▶ _Goal_: Check every line of the entries below for the word "icon", and copy the ones that have it.

**** Records for the task

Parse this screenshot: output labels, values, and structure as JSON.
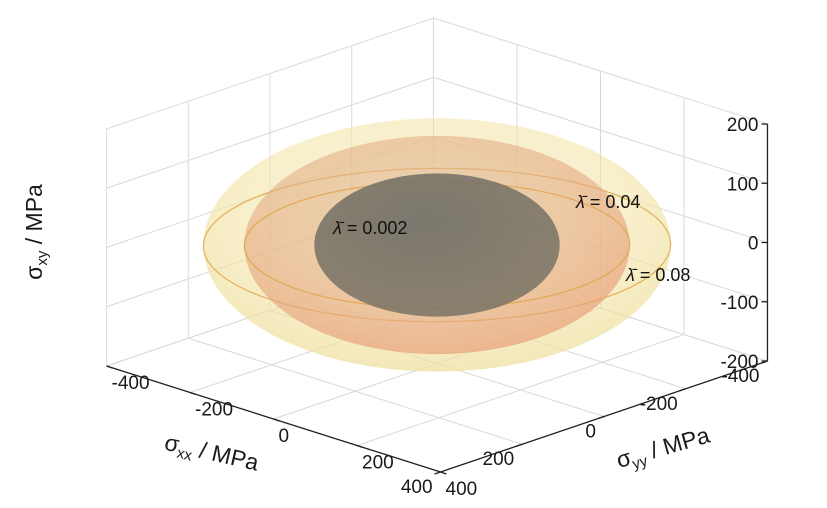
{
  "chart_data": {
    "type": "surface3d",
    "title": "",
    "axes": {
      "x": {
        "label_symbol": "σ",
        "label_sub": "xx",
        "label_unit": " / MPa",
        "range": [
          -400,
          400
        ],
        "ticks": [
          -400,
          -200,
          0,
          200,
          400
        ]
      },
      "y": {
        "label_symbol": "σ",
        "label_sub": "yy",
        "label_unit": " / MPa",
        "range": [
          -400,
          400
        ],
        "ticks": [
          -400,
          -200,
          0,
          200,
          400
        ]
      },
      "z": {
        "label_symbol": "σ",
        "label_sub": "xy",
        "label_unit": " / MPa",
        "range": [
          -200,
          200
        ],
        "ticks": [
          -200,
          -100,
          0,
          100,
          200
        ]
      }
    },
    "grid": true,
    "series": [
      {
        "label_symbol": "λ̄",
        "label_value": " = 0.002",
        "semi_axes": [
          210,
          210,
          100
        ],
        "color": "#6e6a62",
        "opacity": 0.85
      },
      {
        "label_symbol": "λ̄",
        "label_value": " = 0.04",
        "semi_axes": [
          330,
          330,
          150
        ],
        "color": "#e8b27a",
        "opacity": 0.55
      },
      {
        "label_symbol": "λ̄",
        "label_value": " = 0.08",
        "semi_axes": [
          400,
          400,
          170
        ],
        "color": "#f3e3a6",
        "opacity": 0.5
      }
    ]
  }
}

********
**** Records for the task

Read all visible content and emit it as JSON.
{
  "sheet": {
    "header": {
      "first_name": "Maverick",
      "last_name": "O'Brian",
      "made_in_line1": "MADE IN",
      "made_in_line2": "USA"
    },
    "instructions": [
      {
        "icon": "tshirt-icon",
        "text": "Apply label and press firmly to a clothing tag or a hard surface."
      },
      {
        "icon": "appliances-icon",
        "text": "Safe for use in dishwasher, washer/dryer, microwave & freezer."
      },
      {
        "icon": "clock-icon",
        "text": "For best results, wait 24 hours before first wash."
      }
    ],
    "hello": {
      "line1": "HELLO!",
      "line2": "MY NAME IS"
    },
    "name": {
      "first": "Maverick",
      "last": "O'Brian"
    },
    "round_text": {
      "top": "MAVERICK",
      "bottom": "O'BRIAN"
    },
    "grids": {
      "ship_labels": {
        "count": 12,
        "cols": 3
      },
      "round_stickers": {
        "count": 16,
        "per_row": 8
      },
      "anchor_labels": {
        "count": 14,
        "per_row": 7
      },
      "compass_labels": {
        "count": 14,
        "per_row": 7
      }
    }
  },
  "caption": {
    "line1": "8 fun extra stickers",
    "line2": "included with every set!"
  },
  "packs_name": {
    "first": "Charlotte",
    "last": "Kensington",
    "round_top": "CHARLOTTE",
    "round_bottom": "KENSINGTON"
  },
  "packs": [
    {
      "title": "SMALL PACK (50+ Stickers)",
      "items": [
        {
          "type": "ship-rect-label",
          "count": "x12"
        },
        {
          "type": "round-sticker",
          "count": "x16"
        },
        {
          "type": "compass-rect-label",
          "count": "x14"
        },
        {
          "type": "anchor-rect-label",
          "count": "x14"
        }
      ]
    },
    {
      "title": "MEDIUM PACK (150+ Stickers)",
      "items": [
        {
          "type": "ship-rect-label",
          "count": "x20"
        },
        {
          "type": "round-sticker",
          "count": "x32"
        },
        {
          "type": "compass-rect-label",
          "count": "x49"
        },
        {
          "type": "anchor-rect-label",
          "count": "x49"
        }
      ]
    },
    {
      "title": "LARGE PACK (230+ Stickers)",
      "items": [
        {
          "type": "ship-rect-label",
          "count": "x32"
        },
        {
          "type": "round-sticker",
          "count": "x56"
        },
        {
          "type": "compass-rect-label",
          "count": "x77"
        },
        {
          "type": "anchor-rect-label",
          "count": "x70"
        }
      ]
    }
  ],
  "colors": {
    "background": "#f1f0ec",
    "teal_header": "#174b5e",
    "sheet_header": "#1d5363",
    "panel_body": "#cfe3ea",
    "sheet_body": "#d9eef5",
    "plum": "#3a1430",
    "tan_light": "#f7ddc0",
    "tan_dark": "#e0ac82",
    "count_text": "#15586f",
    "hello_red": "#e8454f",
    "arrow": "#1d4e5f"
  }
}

********

▶ _Answer to the task_:
        "icon": "tshirt-icon",
        "icon": "appliances-icon",
        "icon": "clock-icon",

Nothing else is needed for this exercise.